Collected data entries:
━━━━━━━━━━━━━━━━━━━━━━━━━━━━━━

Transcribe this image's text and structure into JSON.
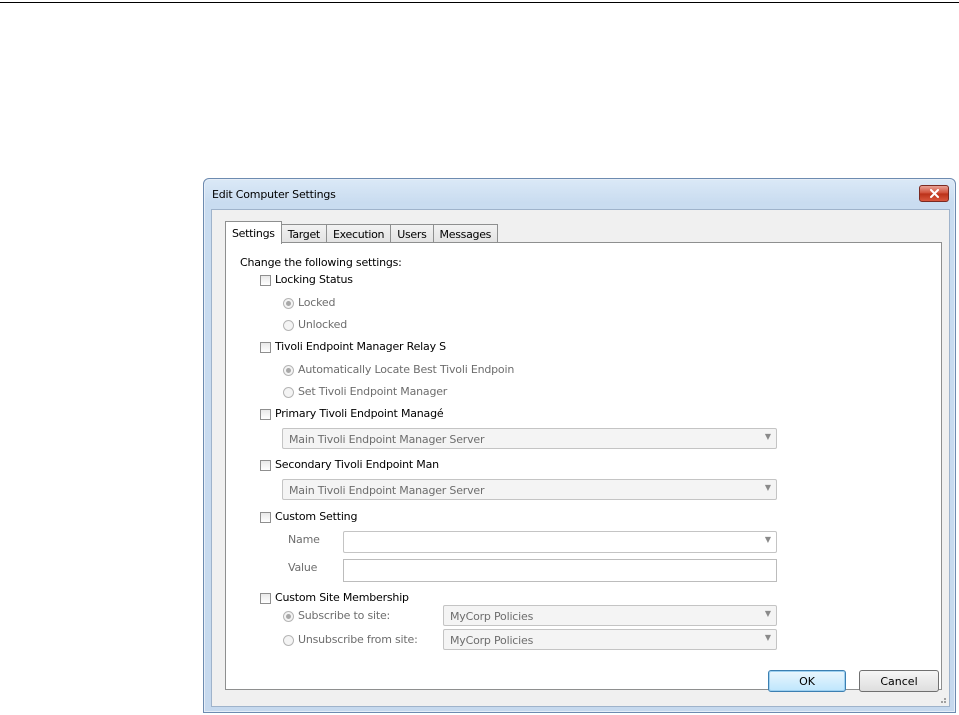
{
  "dialog": {
    "title": "Edit Computer Settings",
    "tabs": [
      "Settings",
      "Target",
      "Execution",
      "Users",
      "Messages"
    ],
    "active_tab": "Settings"
  },
  "settings": {
    "heading": "Change the following settings:",
    "locking_status": {
      "label": "Locking Status",
      "checked": false,
      "options": [
        "Locked",
        "Unlocked"
      ],
      "selected": "Locked"
    },
    "relay": {
      "label": "Tivoli Endpoint Manager Relay S",
      "checked": false,
      "options": [
        "Automatically Locate Best Tivoli Endpoin",
        "Set Tivoli Endpoint Manager"
      ],
      "selected": "Automatically Locate Best Tivoli Endpoin"
    },
    "primary": {
      "label": "Primary Tivoli Endpoint Managé",
      "checked": false,
      "value": "Main Tivoli Endpoint Manager Server"
    },
    "secondary": {
      "label": "Secondary Tivoli Endpoint Man",
      "checked": false,
      "value": "Main Tivoli Endpoint Manager Server"
    },
    "custom_setting": {
      "label": "Custom Setting",
      "checked": false,
      "name_label": "Name",
      "name_value": "",
      "value_label": "Value",
      "value_value": ""
    },
    "custom_site": {
      "label": "Custom Site Membership",
      "checked": false,
      "subscribe_label": "Subscribe to site:",
      "subscribe_value": "MyCorp Policies",
      "unsubscribe_label": "Unsubscribe from site:",
      "unsubscribe_value": "MyCorp Policies",
      "selected": "subscribe"
    }
  },
  "buttons": {
    "ok": "OK",
    "cancel": "Cancel"
  },
  "icons": {
    "close": "close-icon",
    "dropdown": "chevron-down-icon",
    "resize": "resize-grip-icon"
  },
  "colors": {
    "title_bar": "#c9dcf0",
    "close_button": "#cf4a33",
    "default_button": "#3c7fb1"
  }
}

━━━━━━━━━━━━━━━━━━━━━━━━━━━━━━

Required task>
Could you repeat all of the material exactly? Pictures should not be copied.

Solved exercise>
Transcribe this image's text and structure into JSON.
{
  "dialog": {
    "title": "Edit Computer Settings",
    "tabs": [
      "Settings",
      "Target",
      "Execution",
      "Users",
      "Messages"
    ],
    "active_tab": "Settings"
  },
  "settings": {
    "heading": "Change the following settings:",
    "locking_status": {
      "label": "Locking Status",
      "checked": false,
      "options": [
        "Locked",
        "Unlocked"
      ],
      "selected": "Locked"
    },
    "relay": {
      "label": "Tivoli Endpoint Manager Relay S",
      "checked": false,
      "options": [
        "Automatically Locate Best Tivoli Endpoin",
        "Set Tivoli Endpoint Manager"
      ],
      "selected": "Automatically Locate Best Tivoli Endpoin"
    },
    "primary": {
      "label": "Primary Tivoli Endpoint Managé",
      "checked": false,
      "value": "Main Tivoli Endpoint Manager Server"
    },
    "secondary": {
      "label": "Secondary Tivoli Endpoint Man",
      "checked": false,
      "value": "Main Tivoli Endpoint Manager Server"
    },
    "custom_setting": {
      "label": "Custom Setting",
      "checked": false,
      "name_label": "Name",
      "name_value": "",
      "value_label": "Value",
      "value_value": ""
    },
    "custom_site": {
      "label": "Custom Site Membership",
      "checked": false,
      "subscribe_label": "Subscribe to site:",
      "subscribe_value": "MyCorp Policies",
      "unsubscribe_label": "Unsubscribe from site:",
      "unsubscribe_value": "MyCorp Policies",
      "selected": "subscribe"
    }
  },
  "buttons": {
    "ok": "OK",
    "cancel": "Cancel"
  },
  "icons": {
    "close": "close-icon",
    "dropdown": "chevron-down-icon",
    "resize": "resize-grip-icon"
  },
  "colors": {
    "title_bar": "#c9dcf0",
    "close_button": "#cf4a33",
    "default_button": "#3c7fb1"
  }
}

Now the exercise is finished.